→ SUAS TAREFAS:
[1] Responda com base no texto sobre a Lista de Doenças Relacionadas ao Trabalho:
(a) Que tipo de instrumento o texto diz que a LDRT é?
(b) Quantas patologias a versão publicada em 2001 descrevia?
(c) Qual portaria foi publicada no Diário Oficial da União em 2020?
[2] Dê seguimento ao texto sobre a atualização da Lista de Doenças Relacionadas ao Trabalho logo depois da última frase apresentada.

→ TEXTO APRESENTADO:

Saúde dos(as) trabalhadores(as) em foco: atualização da Lista de Doenças Relacionadas ao Trabalho
O trabalho é perpassado por um importante paradoxo: de um lado é potencial fonte de promoção e produção de saúde física e mental, do outro possível gerador de adoecimentos. Apesar desse reconhecimento, o estabelecimento do nexo causal entre o sofrimento ou doença manifestados é desafiador, especialmente no campo da saúde mental. As vertentes individualistas e psicologizantes muitas vezes atribuem como causa dos sofrimentos questões de cunho individual, sem considerar a produção social do que é apresentado como sofrimento, especialmente as relações estabelecidas no e pelo trabalho.
Nesse ponto, a Lista de Doenças Relacionadas ao Trabalho (LDRT) é um importante instrumento clínico e epidemiológico, já que o material agrega experiência técnica e científica sobre os agravos à saúde e suas relações com as condições sociais e laborais em que estamos inseridos. O reconhecimento dos possíveis nexos causais e a sistematização dos mesmos é de suma importância para pensar em saúde do trabalhador como problema social e de saúde pública, bem como subsidiar parâmetros para estabelecimento de políticas públicas que ataquem com efetividade a fonte real dos problemas gerados.
Em novembro de 2023 houve a atualização da LDRT, o que representa um importante avanço nas pautas relativas à saúde dos(as) trabalhadores. A versão publicada em 2001 contava com a descrição de 182 patologias e após cerca de 20 anos, a atualização passou a descrever 347 doenças, ou seja, houve uma adição de 165 patologias. A lista foi atualizada em 2020[1], com publicação no Diário Oficial da União a Portaria nº 2.309/GM/MS, no entanto, no mesmo ano a portaria de atualização foi revogada. Em um governo, à época, marcado pelo obscurantismo e muitos retrocessos para a classe trabalhadora, esse foi mais um ato de censura e anacronismo. É importante lembrar que até mesmo a COVID-19 havia sido inclusa na lista como possivelmente provocada pelo trabalho, já que, àquela época, com a restrição de circulação, muitas pessoas saíam de casa com objetivo e destino único de ir para seus trabalhos presenciais e nesse percurso ou mesmo no ambiente laboral poderiam se contaminar.

→ ENTRADAS FORNECIDAS:
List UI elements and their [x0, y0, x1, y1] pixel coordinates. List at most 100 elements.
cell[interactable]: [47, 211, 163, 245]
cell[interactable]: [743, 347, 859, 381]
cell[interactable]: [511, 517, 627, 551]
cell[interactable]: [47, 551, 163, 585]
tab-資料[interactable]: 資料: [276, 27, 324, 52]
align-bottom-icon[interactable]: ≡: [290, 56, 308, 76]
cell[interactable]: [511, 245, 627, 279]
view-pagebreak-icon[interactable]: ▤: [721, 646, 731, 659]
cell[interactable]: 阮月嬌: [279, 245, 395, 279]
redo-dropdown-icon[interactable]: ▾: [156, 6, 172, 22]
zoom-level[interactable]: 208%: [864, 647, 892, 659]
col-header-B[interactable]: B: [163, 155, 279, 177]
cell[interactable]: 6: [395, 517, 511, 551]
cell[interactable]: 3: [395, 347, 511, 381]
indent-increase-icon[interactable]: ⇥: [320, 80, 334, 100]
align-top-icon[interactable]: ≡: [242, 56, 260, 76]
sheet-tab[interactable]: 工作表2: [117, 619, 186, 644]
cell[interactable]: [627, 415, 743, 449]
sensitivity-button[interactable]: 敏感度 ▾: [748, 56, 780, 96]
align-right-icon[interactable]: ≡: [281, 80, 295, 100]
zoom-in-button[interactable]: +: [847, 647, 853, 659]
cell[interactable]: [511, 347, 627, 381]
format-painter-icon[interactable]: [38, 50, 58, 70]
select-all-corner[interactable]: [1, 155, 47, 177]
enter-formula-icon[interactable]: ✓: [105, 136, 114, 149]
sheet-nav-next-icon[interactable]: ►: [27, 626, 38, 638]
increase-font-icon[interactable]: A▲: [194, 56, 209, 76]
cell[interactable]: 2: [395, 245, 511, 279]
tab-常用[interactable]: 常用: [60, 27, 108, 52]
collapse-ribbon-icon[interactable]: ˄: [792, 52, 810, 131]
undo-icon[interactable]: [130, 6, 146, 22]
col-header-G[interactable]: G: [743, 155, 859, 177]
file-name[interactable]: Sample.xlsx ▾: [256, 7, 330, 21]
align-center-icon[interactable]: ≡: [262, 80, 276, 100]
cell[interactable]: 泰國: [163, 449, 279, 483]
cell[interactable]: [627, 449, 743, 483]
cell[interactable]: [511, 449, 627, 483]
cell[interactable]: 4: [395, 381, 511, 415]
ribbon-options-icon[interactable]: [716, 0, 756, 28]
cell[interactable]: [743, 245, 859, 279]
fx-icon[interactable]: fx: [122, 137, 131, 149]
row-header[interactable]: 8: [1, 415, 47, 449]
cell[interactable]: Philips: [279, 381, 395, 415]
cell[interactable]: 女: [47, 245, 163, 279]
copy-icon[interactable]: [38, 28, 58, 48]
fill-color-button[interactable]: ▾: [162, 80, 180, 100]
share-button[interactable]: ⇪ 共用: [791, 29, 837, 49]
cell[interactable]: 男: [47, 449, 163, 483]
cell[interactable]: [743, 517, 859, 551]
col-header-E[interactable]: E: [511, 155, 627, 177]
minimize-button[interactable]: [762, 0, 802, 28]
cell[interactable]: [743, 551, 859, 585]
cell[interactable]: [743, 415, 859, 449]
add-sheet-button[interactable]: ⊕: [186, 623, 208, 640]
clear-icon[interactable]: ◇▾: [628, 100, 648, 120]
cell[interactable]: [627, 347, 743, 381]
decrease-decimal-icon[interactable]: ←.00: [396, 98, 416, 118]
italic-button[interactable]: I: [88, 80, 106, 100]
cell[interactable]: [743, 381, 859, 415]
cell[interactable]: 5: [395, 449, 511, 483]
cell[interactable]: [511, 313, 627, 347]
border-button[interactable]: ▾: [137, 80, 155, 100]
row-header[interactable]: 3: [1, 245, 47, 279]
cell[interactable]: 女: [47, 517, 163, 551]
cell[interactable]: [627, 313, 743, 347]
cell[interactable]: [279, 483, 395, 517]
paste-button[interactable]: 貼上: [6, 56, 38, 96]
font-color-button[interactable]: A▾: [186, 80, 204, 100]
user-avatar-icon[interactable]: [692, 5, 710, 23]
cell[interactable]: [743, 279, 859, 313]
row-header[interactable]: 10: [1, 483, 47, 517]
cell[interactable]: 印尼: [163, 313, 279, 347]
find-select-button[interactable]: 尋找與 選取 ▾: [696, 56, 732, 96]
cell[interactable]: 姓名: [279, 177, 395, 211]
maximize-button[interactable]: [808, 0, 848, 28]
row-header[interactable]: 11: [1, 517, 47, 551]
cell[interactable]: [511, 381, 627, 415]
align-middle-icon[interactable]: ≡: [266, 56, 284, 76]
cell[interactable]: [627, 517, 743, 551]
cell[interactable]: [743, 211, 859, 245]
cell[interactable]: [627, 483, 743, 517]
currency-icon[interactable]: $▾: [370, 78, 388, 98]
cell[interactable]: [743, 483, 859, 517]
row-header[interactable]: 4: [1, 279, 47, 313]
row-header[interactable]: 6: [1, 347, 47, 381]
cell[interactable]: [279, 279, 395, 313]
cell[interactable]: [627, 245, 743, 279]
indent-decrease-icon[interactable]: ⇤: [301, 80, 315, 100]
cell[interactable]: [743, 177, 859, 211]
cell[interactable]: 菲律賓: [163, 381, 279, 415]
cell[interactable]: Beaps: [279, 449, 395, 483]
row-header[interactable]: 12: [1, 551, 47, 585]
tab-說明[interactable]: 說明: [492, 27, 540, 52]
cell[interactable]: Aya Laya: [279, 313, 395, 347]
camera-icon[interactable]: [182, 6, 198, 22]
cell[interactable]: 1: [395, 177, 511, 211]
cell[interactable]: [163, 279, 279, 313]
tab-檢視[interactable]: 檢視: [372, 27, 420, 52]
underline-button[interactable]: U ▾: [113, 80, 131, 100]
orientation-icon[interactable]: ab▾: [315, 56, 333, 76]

→ RESPOSTAS:
[1]
(a) Um importante instrumento clínico e epidemiológico.
(b) 182 patologias.
(c) A Portaria nº 2.309/GM/MS.

[2]
As patologias e morbimortalidades relacionadas ao exercício laboral tem altos custos sociais, como custos com previdência, custos elevados com saúde, perda geral e produtividade no âmbito individual e social, portanto, a atualização e reconhecimento técnico e científico da LDRT amplia a perspectiva de saúde de maneira geral, do Sistema Único de Saúde e os órgãos de saúde do trabalhador, dos órgãos previdenciários e, dessa maneira, auxilia na efetividade do reconhecimento e responsabilização dos fatores de adoecimentos.
Os acréscimos na LDRT trazem mais praticidade, segurança e amparo técnico científico para a aferição do nexo causal entre os adoecimentos e o trabalho, além de combater a defasagem de anos de adoecimentos causados no trabalho sem o devido reconhecimento. Além disso, amplia a possiblidade de afastamentos por doenças relacionadas ao trabalho e não mais por doença comum. Isso repercute diretamente nos direitos da classe trabalhadora, que passam a ter o reconhecimento dos seus sofrimentos e os seus reais motivadores e, a longo prazo, na responsabilização das condições de trabalho potencialmente adoecedoras.
Dentre as adições presentes na LDRT, alguns transtornos mentais foram inclusos como Burnout e também alguns tipos de cânceres. Lembrando que, o fato da doença não estar descrita na lista não impede que ela tenha sido gerada pelo trabalho. É necessária investigação técnica do nexo causal. É nessa medida que a compreensão das relações entre nossa subjetividade, nossa saúde e o sistema de trabalho ao qual estamos submetidos avança. A luta por condições dignas de trabalho, que favoreçam a saúde dos trabalhadores e trabalhadores é primordial!